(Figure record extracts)
[BEGIN]

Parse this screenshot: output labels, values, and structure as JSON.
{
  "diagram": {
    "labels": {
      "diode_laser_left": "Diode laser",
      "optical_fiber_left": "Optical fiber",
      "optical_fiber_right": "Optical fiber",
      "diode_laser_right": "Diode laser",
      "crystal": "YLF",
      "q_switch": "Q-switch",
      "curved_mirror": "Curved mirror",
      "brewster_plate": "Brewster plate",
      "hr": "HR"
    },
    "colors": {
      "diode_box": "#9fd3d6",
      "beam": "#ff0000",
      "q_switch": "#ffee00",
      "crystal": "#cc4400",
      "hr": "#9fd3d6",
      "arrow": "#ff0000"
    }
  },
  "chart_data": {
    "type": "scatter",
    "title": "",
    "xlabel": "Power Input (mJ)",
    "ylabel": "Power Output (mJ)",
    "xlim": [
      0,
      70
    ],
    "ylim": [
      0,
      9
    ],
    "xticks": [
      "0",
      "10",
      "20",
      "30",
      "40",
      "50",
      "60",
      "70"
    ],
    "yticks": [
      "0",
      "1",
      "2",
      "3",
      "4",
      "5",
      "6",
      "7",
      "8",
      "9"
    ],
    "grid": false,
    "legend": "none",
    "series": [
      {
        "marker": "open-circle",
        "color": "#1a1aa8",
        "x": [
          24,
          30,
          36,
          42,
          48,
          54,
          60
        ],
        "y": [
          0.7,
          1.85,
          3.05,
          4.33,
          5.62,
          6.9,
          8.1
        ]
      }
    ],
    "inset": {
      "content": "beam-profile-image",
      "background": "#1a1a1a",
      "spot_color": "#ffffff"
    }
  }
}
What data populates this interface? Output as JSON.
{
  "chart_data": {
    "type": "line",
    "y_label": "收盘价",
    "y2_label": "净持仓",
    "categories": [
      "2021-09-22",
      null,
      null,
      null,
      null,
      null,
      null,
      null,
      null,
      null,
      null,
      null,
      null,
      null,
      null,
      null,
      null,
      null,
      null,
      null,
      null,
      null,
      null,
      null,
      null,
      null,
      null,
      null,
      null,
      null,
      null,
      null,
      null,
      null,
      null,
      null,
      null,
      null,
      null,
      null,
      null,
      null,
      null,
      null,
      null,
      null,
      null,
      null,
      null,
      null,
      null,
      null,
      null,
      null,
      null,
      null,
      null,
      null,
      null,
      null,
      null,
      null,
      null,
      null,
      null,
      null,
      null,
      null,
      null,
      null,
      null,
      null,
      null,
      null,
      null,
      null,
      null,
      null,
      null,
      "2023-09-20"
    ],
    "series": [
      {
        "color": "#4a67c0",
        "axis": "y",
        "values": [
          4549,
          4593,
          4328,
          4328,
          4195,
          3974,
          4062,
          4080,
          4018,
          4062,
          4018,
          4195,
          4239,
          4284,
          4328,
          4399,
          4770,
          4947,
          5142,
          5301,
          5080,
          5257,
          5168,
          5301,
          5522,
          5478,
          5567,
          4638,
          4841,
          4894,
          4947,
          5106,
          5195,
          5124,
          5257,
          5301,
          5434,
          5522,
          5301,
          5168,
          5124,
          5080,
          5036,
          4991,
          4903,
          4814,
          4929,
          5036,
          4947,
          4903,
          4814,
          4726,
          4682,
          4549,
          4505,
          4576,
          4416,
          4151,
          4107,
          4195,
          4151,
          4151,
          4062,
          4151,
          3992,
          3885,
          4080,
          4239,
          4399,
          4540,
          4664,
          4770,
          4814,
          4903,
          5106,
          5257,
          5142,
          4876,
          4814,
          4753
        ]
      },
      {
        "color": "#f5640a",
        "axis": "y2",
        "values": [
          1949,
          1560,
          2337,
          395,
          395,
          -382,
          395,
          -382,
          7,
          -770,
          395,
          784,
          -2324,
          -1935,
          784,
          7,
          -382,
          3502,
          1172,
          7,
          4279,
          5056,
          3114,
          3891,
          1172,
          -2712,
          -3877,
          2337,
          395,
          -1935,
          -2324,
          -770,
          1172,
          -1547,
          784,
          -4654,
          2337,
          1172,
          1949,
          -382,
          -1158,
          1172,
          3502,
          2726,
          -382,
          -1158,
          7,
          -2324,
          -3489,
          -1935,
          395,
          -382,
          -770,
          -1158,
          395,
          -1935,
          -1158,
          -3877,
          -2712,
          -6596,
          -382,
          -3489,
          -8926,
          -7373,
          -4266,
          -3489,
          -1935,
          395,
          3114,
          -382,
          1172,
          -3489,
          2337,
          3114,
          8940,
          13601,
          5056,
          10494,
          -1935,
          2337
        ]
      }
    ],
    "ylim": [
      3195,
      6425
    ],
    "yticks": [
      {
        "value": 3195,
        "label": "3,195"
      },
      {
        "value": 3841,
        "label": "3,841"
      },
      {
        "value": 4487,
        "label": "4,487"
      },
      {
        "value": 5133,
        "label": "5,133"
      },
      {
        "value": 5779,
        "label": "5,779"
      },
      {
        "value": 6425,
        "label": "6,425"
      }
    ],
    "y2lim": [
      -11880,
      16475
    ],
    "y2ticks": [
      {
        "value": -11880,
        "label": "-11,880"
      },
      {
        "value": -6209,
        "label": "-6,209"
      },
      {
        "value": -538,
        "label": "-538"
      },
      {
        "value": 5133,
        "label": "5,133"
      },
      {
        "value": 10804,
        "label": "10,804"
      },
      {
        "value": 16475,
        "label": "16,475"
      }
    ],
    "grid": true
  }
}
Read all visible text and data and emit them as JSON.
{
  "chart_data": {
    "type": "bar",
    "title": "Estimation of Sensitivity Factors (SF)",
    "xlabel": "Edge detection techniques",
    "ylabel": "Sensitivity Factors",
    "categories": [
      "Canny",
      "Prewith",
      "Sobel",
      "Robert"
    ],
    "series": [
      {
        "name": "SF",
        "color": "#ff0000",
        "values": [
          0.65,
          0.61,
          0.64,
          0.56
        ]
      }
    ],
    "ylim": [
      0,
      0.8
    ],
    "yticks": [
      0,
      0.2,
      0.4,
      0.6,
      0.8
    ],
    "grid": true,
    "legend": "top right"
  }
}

[END]

[What you are asked to do]: Count how many lines above contain the word "Factors". Reply with the number alone.

[Worked solution]: 2